** Dataset records follows **

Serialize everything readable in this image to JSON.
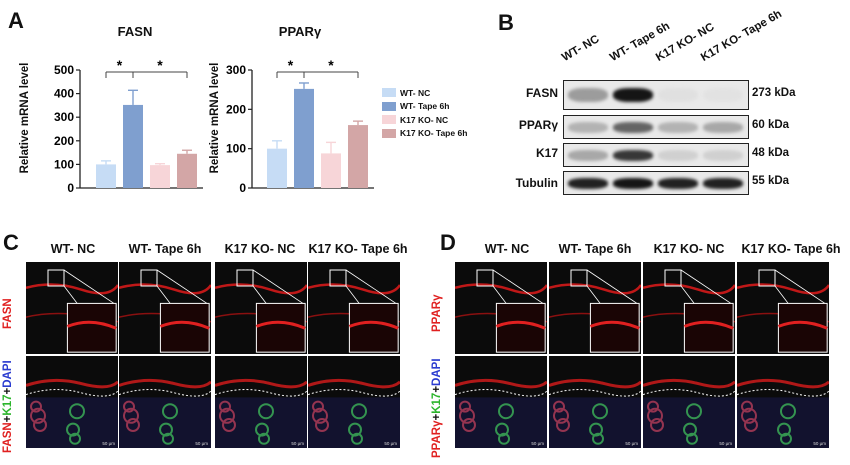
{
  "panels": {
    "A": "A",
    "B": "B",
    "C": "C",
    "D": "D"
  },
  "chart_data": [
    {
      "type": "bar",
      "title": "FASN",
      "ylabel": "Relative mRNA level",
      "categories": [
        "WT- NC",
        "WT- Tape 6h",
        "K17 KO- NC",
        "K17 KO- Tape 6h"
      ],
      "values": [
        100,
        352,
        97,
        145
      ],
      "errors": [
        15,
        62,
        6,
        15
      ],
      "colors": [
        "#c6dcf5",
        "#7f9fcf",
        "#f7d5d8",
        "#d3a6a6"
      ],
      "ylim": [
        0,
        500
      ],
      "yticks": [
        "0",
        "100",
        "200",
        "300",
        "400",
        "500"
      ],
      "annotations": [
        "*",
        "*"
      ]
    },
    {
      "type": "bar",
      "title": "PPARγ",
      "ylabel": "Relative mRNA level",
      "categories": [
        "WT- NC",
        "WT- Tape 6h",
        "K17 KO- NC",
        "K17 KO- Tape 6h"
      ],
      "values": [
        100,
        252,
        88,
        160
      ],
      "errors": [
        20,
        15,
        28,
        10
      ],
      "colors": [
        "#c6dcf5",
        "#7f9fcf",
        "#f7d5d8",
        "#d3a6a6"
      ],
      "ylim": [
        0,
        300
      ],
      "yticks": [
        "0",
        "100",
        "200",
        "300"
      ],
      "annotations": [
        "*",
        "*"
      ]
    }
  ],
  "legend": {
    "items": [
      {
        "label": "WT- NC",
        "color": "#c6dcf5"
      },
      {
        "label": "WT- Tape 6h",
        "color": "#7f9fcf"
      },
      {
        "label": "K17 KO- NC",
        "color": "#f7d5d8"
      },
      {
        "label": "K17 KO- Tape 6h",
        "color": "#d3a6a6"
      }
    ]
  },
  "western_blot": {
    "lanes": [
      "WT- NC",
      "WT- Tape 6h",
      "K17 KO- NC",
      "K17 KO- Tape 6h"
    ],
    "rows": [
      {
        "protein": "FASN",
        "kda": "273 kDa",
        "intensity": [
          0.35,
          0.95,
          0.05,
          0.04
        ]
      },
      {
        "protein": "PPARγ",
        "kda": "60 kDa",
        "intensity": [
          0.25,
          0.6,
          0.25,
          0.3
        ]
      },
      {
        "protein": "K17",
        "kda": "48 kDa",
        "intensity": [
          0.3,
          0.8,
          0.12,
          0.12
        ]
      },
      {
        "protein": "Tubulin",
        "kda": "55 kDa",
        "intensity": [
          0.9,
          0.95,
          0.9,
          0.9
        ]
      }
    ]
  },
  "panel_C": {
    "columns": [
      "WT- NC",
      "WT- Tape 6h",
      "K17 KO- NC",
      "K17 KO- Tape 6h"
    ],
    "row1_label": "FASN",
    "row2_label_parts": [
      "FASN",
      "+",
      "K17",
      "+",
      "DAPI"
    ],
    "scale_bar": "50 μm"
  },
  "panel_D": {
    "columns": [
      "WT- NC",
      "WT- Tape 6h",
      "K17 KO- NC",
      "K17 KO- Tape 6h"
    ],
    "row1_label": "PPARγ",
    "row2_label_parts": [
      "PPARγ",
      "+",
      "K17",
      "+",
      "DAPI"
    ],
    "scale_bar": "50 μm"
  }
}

** End of Dataset records **
** Dataset records follows **

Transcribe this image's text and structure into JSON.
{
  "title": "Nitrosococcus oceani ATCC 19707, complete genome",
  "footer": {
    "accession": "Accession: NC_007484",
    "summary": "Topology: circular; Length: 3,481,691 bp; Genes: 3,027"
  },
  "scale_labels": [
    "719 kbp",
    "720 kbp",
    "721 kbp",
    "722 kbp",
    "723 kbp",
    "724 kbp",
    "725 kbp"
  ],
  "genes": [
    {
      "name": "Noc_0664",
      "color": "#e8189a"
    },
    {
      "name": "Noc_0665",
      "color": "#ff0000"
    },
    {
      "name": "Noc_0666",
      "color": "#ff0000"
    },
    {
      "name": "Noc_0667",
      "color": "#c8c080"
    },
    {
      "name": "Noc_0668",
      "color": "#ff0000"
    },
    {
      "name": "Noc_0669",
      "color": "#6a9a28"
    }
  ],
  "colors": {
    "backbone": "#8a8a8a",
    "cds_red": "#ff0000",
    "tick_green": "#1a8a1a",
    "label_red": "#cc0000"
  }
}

** End of Dataset records **
** Dataset records follows **

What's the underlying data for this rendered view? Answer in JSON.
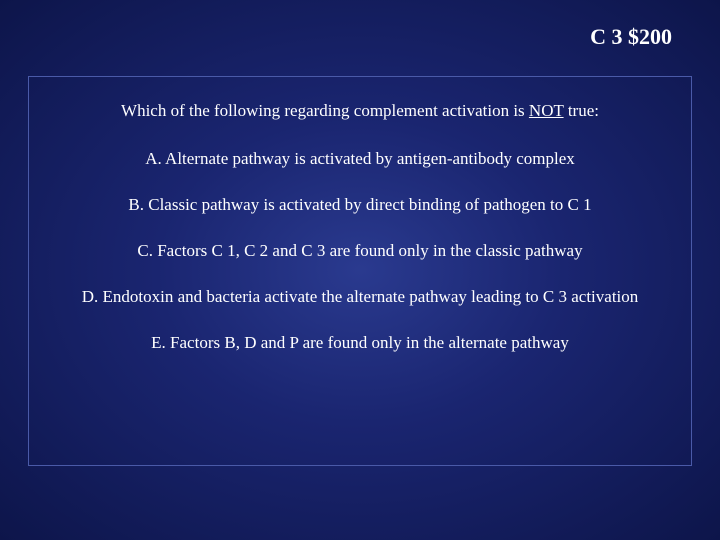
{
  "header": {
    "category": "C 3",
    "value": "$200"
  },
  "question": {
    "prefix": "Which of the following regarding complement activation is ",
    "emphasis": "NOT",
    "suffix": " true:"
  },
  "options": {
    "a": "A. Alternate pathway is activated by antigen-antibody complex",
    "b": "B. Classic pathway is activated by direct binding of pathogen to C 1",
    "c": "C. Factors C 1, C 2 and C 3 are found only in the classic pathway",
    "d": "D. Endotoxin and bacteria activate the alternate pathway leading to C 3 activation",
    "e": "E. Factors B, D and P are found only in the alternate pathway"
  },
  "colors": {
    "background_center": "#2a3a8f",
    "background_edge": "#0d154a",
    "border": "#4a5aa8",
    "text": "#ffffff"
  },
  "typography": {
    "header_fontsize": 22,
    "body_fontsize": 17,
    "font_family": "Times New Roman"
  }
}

** End of Dataset records **

— Work instructions —
Only lines holding the word "text" are wanted, so copy each of them from the records above.

— Result —
Transcribe this image's text and structure into JSON.
    "text": "#ffffff"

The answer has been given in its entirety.